» **WORK TO DO**: Copy every line that mentions the word "megrongálódott".

[Items from a data source]
◇ ◇ ◇ ◇ ◇

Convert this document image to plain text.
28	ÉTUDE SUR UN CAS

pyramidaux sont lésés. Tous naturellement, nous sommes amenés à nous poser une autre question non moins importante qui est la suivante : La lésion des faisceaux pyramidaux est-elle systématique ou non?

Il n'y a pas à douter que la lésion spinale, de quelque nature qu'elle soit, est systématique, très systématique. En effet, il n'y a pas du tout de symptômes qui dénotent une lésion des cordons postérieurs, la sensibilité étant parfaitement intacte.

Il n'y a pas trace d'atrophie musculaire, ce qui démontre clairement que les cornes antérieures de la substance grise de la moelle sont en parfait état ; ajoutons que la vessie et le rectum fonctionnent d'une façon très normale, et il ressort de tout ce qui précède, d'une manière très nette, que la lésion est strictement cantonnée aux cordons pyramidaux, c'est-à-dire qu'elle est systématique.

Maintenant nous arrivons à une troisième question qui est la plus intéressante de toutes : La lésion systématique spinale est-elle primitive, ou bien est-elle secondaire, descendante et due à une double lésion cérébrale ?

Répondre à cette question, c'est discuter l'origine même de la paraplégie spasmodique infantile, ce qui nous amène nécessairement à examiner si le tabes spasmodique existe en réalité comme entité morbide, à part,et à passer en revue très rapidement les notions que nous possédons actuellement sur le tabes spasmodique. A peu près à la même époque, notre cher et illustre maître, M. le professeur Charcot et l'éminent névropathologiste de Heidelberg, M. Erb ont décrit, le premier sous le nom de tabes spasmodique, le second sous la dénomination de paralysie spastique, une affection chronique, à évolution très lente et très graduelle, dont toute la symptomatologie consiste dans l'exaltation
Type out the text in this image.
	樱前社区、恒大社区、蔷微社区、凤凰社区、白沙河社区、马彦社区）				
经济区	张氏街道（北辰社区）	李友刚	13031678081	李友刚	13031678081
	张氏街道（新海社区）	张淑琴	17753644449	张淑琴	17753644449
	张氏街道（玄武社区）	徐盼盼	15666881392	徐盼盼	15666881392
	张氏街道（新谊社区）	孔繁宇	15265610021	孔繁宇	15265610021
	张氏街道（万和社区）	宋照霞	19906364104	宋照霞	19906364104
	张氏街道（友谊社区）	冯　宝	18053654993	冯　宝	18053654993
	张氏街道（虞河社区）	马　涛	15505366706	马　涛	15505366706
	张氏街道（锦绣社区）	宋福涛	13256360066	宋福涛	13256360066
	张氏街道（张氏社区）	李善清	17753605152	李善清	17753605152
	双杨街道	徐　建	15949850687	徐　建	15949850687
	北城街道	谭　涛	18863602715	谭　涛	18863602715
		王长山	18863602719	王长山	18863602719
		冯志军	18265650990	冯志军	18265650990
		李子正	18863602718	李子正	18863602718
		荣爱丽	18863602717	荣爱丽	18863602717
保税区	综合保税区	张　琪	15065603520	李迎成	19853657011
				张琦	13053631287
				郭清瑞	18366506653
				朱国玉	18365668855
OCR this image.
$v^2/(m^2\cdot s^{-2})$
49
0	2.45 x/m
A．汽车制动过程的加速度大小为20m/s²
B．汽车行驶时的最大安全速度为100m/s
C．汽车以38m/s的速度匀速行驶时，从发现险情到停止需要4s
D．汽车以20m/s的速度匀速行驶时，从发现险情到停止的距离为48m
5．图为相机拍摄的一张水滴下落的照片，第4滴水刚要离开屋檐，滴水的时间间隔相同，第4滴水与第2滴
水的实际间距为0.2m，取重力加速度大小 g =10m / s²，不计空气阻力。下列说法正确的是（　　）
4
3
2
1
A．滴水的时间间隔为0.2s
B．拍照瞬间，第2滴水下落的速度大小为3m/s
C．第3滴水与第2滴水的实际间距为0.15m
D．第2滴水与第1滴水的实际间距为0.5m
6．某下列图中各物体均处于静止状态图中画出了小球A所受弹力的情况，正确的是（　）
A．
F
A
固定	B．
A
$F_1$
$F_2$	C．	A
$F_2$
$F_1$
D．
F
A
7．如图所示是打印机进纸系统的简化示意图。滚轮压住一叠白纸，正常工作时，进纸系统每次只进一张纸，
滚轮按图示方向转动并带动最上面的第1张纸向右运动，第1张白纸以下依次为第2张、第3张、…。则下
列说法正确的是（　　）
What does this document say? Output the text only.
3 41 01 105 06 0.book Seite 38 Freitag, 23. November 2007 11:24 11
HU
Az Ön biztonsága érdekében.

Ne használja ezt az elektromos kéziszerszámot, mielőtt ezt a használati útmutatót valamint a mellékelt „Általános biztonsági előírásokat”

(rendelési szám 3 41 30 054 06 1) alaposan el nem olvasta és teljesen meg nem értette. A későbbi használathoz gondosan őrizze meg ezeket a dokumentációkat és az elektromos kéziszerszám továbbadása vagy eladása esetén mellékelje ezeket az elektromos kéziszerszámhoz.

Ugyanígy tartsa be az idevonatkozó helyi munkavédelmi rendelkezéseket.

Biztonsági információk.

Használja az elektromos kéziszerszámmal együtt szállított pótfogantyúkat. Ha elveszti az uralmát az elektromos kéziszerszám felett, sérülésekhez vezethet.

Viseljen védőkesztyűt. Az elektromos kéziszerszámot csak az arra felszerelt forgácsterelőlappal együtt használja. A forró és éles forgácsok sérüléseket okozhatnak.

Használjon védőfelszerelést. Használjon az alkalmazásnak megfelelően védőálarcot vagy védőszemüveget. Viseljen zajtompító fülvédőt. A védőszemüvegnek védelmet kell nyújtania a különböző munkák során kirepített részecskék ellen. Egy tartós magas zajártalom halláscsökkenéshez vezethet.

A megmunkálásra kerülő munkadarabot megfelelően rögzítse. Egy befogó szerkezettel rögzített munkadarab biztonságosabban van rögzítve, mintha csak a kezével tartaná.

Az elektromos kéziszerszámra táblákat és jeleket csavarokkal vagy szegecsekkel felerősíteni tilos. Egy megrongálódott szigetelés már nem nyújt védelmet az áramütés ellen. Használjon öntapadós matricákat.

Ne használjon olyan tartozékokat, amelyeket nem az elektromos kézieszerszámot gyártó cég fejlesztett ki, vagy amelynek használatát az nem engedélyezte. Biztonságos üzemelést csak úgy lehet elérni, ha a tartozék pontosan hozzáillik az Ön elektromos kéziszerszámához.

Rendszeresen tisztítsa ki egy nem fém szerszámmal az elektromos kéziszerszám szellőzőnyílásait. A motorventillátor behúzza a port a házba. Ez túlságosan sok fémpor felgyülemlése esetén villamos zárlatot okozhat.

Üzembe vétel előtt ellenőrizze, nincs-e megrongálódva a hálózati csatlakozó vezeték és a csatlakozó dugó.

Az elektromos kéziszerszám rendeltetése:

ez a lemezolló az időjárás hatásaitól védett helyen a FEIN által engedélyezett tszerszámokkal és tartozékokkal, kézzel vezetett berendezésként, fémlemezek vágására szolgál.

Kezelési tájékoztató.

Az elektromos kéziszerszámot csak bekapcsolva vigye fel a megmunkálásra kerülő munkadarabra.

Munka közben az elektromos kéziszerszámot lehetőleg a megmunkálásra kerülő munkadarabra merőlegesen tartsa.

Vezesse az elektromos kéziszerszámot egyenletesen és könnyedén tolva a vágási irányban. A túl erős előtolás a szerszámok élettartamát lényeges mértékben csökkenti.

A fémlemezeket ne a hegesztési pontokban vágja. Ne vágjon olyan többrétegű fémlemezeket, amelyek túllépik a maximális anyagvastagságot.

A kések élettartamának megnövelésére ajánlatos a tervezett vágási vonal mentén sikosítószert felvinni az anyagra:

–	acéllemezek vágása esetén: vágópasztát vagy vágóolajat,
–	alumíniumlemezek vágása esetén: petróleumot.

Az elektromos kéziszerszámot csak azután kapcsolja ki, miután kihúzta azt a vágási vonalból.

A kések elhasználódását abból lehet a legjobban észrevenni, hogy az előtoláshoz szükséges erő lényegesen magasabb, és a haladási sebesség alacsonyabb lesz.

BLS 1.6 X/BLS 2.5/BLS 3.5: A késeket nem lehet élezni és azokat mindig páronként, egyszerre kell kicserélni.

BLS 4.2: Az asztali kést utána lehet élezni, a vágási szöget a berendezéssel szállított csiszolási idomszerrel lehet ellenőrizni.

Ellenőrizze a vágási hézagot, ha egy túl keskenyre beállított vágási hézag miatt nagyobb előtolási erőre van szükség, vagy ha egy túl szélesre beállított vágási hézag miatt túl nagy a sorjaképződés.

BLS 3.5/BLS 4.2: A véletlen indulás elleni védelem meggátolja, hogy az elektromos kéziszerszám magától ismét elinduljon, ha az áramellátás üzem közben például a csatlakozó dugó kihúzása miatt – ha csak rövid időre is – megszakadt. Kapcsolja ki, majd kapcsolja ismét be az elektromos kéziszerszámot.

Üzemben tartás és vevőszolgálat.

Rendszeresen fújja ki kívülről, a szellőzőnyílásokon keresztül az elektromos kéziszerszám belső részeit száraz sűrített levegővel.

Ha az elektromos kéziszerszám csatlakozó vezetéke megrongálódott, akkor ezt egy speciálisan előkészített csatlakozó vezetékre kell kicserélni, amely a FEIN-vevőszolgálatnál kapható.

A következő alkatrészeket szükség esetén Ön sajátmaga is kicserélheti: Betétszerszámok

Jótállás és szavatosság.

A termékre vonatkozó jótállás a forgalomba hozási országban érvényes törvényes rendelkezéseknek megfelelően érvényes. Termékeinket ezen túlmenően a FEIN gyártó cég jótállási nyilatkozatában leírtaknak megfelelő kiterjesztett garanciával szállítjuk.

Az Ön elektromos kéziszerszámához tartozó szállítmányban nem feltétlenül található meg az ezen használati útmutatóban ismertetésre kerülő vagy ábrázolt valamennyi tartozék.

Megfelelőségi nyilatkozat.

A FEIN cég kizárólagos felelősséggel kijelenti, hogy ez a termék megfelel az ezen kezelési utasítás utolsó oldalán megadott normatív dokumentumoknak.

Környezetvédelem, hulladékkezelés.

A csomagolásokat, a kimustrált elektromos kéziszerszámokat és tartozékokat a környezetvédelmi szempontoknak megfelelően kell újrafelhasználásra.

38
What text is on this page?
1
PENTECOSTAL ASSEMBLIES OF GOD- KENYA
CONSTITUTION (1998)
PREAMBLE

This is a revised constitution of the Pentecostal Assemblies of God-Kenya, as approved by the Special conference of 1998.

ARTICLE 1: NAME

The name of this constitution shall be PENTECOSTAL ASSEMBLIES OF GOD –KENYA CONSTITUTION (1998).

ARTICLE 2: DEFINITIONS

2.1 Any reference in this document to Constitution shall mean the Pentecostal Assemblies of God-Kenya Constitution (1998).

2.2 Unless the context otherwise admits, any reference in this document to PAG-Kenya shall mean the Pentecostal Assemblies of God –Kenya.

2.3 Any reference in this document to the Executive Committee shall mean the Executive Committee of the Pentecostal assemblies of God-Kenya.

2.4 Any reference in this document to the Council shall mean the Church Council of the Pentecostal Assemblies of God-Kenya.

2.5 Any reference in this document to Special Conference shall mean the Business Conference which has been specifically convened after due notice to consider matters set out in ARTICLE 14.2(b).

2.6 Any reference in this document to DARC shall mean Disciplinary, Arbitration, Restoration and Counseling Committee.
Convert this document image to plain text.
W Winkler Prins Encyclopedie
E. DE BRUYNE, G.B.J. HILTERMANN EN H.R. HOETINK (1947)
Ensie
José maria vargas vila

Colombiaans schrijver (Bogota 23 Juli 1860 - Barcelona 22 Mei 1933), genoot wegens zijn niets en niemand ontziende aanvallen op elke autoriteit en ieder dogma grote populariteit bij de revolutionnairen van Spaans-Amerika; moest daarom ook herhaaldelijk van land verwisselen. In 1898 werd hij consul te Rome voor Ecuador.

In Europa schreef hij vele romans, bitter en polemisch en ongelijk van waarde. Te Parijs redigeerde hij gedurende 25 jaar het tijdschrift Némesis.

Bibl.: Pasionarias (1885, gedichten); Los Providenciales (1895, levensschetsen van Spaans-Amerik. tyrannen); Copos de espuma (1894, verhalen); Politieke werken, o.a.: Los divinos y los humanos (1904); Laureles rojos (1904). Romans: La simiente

◇ ◇ ◇ ◇ ◇

» **FINISHED ANSWER**:
Az elektromos kéziszerszámra táblákat és jeleket csavarokkal vagy szegecsekkel felerősíteni tilos. Egy megrongálódott szigetelés már nem nyújt védelmet az áramütés ellen. Használjon öntapadós matricákat.
Ha az elektromos kéziszerszám csatlakozó vezetéke megrongálódott, akkor ezt egy speciálisan előkészített csatlakozó vezetékre kell kicserélni, amely a FEIN-vevőszolgálatnál kapható.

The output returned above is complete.